Exercise: Please copy each line from the entries that contains the string "name".

Figure content listings:
*****

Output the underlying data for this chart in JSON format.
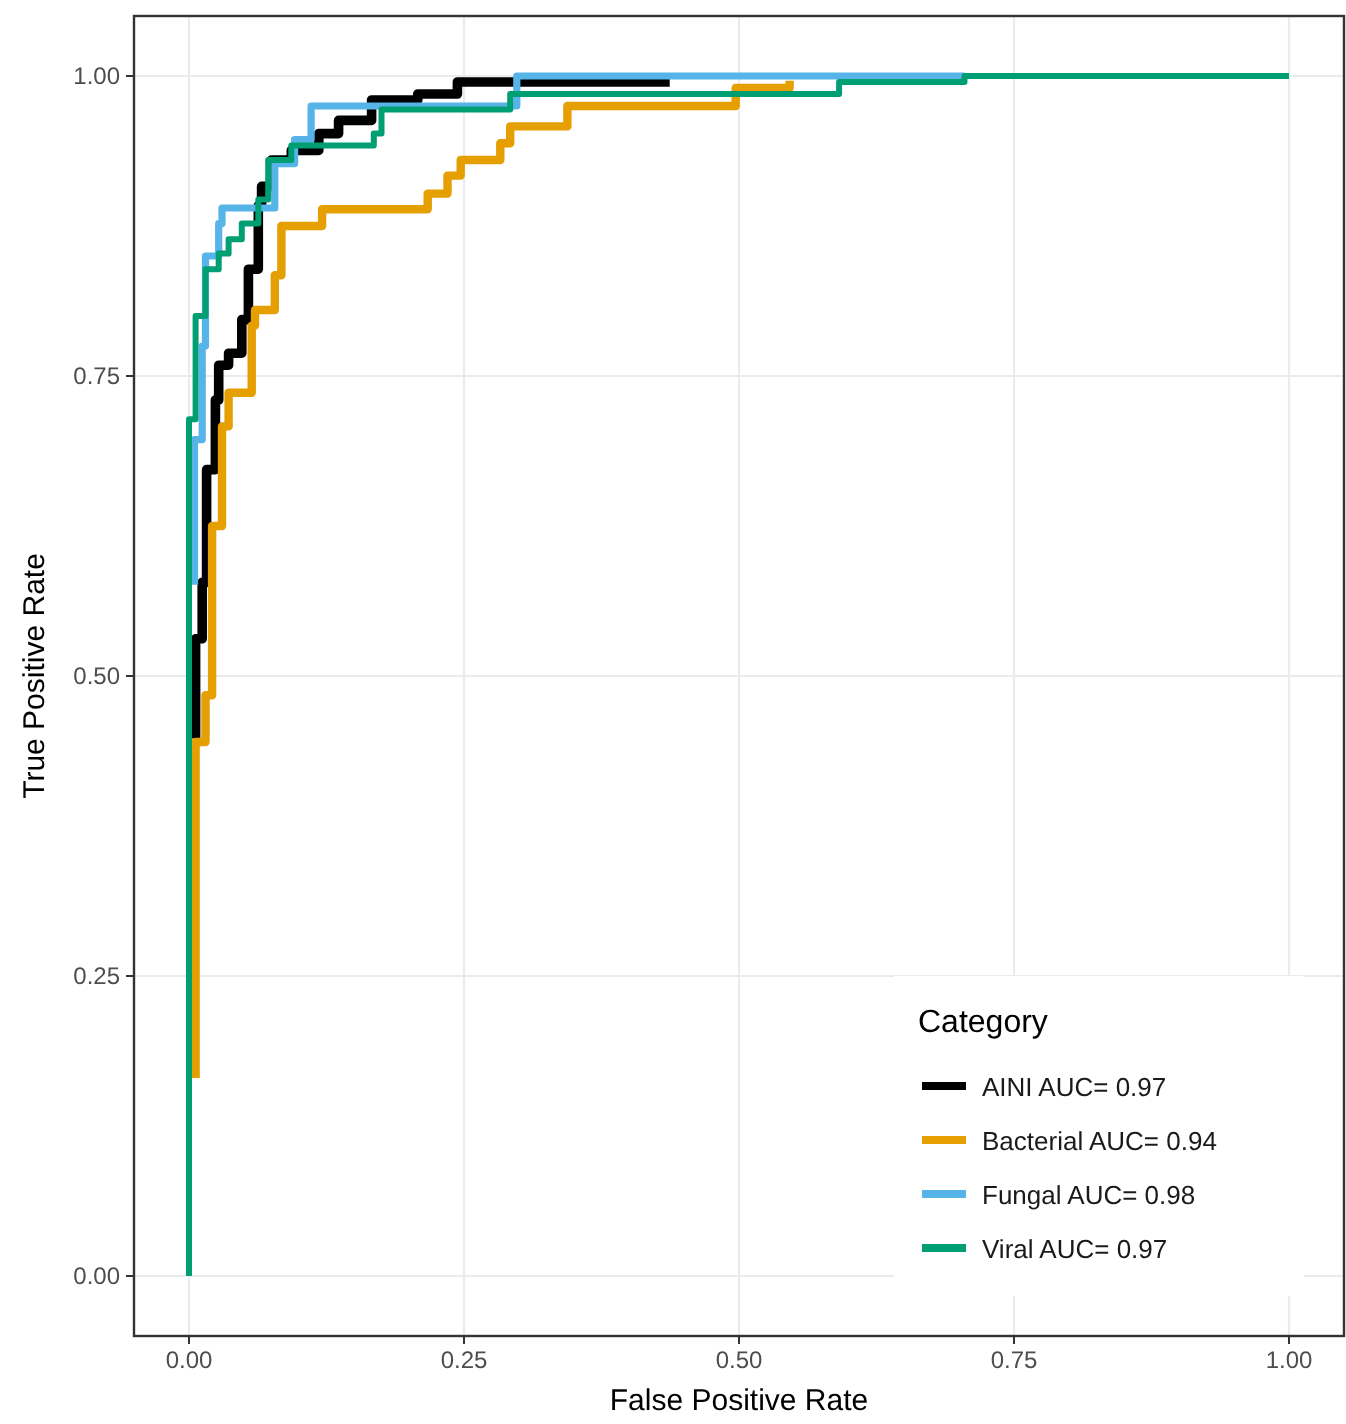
{
  "chart_data": {
    "type": "line",
    "xlabel": "False Positive Rate",
    "ylabel": "True Positive Rate",
    "legend_title": "Category",
    "legend": "bottom right",
    "grid": true,
    "line_style": "solid",
    "marker": "none",
    "xlim": [
      -0.05,
      1.05
    ],
    "ylim": [
      -0.05,
      1.05
    ],
    "xticks": [
      {
        "value": 0,
        "label": "0.00"
      },
      {
        "value": 0.25,
        "label": "0.25"
      },
      {
        "value": 0.5,
        "label": "0.50"
      },
      {
        "value": 0.75,
        "label": "0.75"
      },
      {
        "value": 1,
        "label": "1.00"
      }
    ],
    "yticks": [
      {
        "value": 0,
        "label": "0.00"
      },
      {
        "value": 0.25,
        "label": "0.25"
      },
      {
        "value": 0.5,
        "label": "0.50"
      },
      {
        "value": 0.75,
        "label": "0.75"
      },
      {
        "value": 1,
        "label": "1.00"
      }
    ],
    "series": [
      {
        "name": "AINI AUC= 0.97",
        "color": "#000000",
        "x": [
          0.006,
          0.006,
          0.012,
          0.012,
          0.016,
          0.016,
          0.024,
          0.024,
          0.027,
          0.027,
          0.036,
          0.036,
          0.048,
          0.048,
          0.054,
          0.054,
          0.063,
          0.063,
          0.066,
          0.066,
          0.075,
          0.075,
          0.093,
          0.093,
          0.118,
          0.118,
          0.136,
          0.136,
          0.166,
          0.166,
          0.208,
          0.208,
          0.244,
          0.244,
          0.389,
          0.389,
          0.437
        ],
        "values": [
          0.448,
          0.531,
          0.531,
          0.578,
          0.578,
          0.672,
          0.672,
          0.73,
          0.73,
          0.759,
          0.759,
          0.769,
          0.769,
          0.797,
          0.797,
          0.839,
          0.839,
          0.892,
          0.892,
          0.908,
          0.908,
          0.93,
          0.93,
          0.938,
          0.938,
          0.952,
          0.952,
          0.963,
          0.963,
          0.98,
          0.98,
          0.985,
          0.985,
          0.995,
          0.995,
          0.995,
          0.995
        ]
      },
      {
        "name": "Bacterial AUC= 0.94",
        "color": "#e69f00",
        "x": [
          0.006,
          0.006,
          0.015,
          0.015,
          0.021,
          0.021,
          0.03,
          0.03,
          0.036,
          0.036,
          0.057,
          0.057,
          0.06,
          0.06,
          0.078,
          0.078,
          0.084,
          0.084,
          0.121,
          0.121,
          0.217,
          0.217,
          0.235,
          0.235,
          0.247,
          0.247,
          0.283,
          0.283,
          0.292,
          0.292,
          0.344,
          0.344,
          0.497,
          0.497,
          0.546,
          0.546
        ],
        "values": [
          0.165,
          0.445,
          0.445,
          0.484,
          0.484,
          0.625,
          0.625,
          0.708,
          0.708,
          0.736,
          0.736,
          0.792,
          0.792,
          0.805,
          0.805,
          0.834,
          0.834,
          0.875,
          0.875,
          0.889,
          0.889,
          0.902,
          0.902,
          0.917,
          0.917,
          0.93,
          0.93,
          0.944,
          0.944,
          0.958,
          0.958,
          0.975,
          0.975,
          0.99,
          0.99,
          0.996
        ]
      },
      {
        "name": "Fungal AUC= 0.98",
        "color": "#56b4e9",
        "x": [
          0.005,
          0.005,
          0.012,
          0.012,
          0.015,
          0.015,
          0.027,
          0.027,
          0.03,
          0.03,
          0.078,
          0.078,
          0.096,
          0.096,
          0.111,
          0.111,
          0.298,
          0.298,
          0.705
        ],
        "values": [
          0.576,
          0.697,
          0.697,
          0.775,
          0.775,
          0.85,
          0.85,
          0.877,
          0.877,
          0.89,
          0.89,
          0.927,
          0.927,
          0.947,
          0.947,
          0.975,
          0.975,
          1,
          1
        ]
      },
      {
        "name": "Viral AUC= 0.97",
        "color": "#009e73",
        "x": [
          0,
          0,
          0.006,
          0.006,
          0.015,
          0.015,
          0.027,
          0.027,
          0.036,
          0.036,
          0.048,
          0.048,
          0.063,
          0.063,
          0.072,
          0.072,
          0.093,
          0.093,
          0.168,
          0.168,
          0.175,
          0.175,
          0.292,
          0.292,
          0.591,
          0.591,
          0.705,
          0.705,
          1
        ],
        "values": [
          0,
          0.714,
          0.714,
          0.8,
          0.8,
          0.839,
          0.839,
          0.852,
          0.852,
          0.864,
          0.864,
          0.877,
          0.877,
          0.897,
          0.897,
          0.93,
          0.93,
          0.942,
          0.942,
          0.952,
          0.952,
          0.972,
          0.972,
          0.985,
          0.985,
          0.995,
          0.995,
          1,
          1
        ]
      }
    ]
  }
}
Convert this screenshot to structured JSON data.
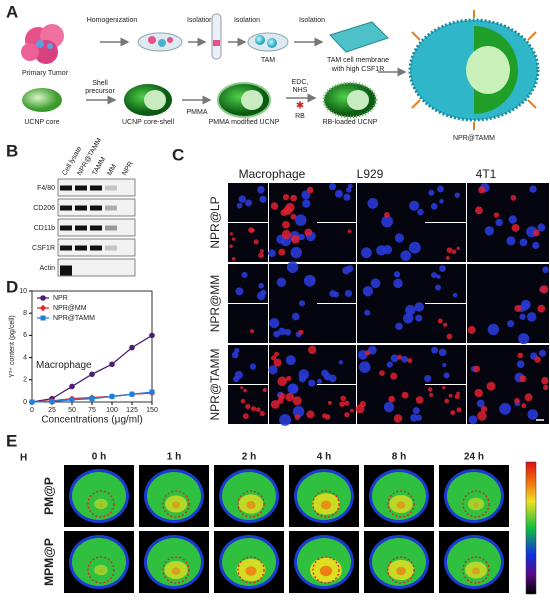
{
  "panel_letters": [
    "A",
    "B",
    "C",
    "D",
    "E"
  ],
  "schematic": {
    "primary_tumor": "Primary Tumor",
    "homogenization": "Homogenization",
    "isolation": [
      "Isolation",
      "Isolation",
      "Isolation"
    ],
    "tam": "TAM",
    "tam_membrane": [
      "TAM cell membrane",
      "with high CSF1R"
    ],
    "ucnp_core": "UCNP core",
    "shell_precursor": [
      "Shell",
      "precursor"
    ],
    "ucnp_core_shell": "UCNP core-shell",
    "pmma": "PMMA",
    "pmma_ucnp": "PMMA modified UCNP",
    "edc_nhs": [
      "EDC,",
      "NHS"
    ],
    "rb": "RB",
    "rb_ucnp": "RB-loaded UCNP",
    "product": "NPR@TAMM"
  },
  "western": {
    "lanes": [
      "Cell lysate",
      "NPR@TAMM",
      "TAMM",
      "MM",
      "NPR"
    ],
    "markers": [
      "F4/80",
      "CD206",
      "CD11b",
      "CSF1R",
      "Actin"
    ]
  },
  "microscopy": {
    "columns": [
      "Macrophage",
      "L929",
      "4T1"
    ],
    "rows": [
      "NPR@LP",
      "NPR@MM",
      "NPR@TAMM"
    ]
  },
  "imaging": {
    "label": "H",
    "times": [
      "0 h",
      "1 h",
      "2 h",
      "4 h",
      "8 h",
      "24 h"
    ],
    "rows": [
      "PM@P",
      "MPM@P"
    ]
  },
  "chart_data": {
    "type": "line",
    "y_label": "Y³⁺ content (pg/cell)",
    "x_label": "Concentrations (μg/ml)",
    "annotation": "Macrophage",
    "x": [
      0,
      25,
      50,
      75,
      100,
      125,
      150
    ],
    "series": [
      {
        "name": "NPR",
        "color": "#4b1f73",
        "marker": "circle",
        "values": [
          0,
          0.3,
          1.4,
          2.5,
          3.4,
          4.9,
          6.0
        ]
      },
      {
        "name": "NPR@MM",
        "color": "#e8262a",
        "marker": "diamond",
        "values": [
          0,
          0.1,
          0.3,
          0.4,
          0.5,
          0.7,
          0.8
        ]
      },
      {
        "name": "NPR@TAMM",
        "color": "#1e7fe0",
        "marker": "square",
        "values": [
          0,
          0.05,
          0.2,
          0.3,
          0.5,
          0.7,
          0.9
        ]
      }
    ],
    "xlim": [
      0,
      150
    ],
    "xticks": [
      0,
      25,
      50,
      75,
      100,
      125,
      150
    ],
    "ylim": [
      0,
      10
    ],
    "yticks": [
      0,
      2,
      4,
      6,
      8,
      10
    ]
  }
}
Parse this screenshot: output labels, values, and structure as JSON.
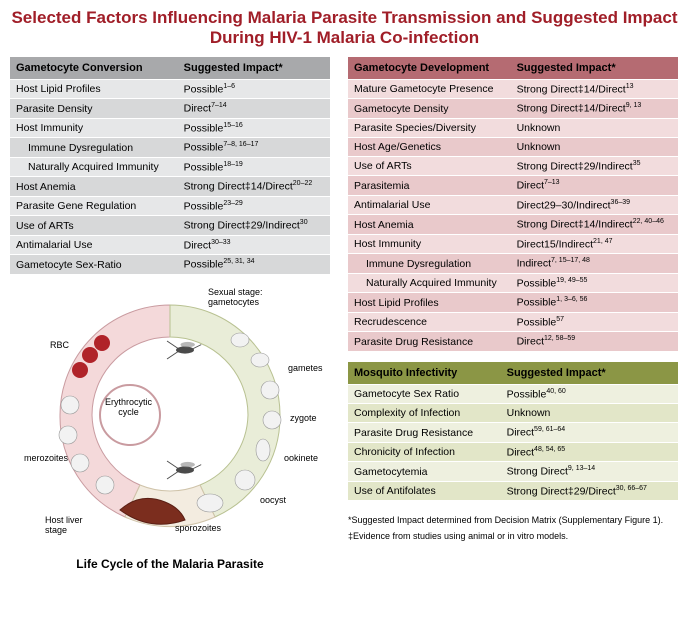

*****

Output for this task:
        "name": "AINI AUC= 0.97",
        "name": "Bacterial AUC= 0.94",
        "name": "Fungal AUC= 0.98",
        "name": "Viral AUC= 0.97",
        "name": "NPR",
        "name": "NPR@MM",
        "name": "NPR@TAMM",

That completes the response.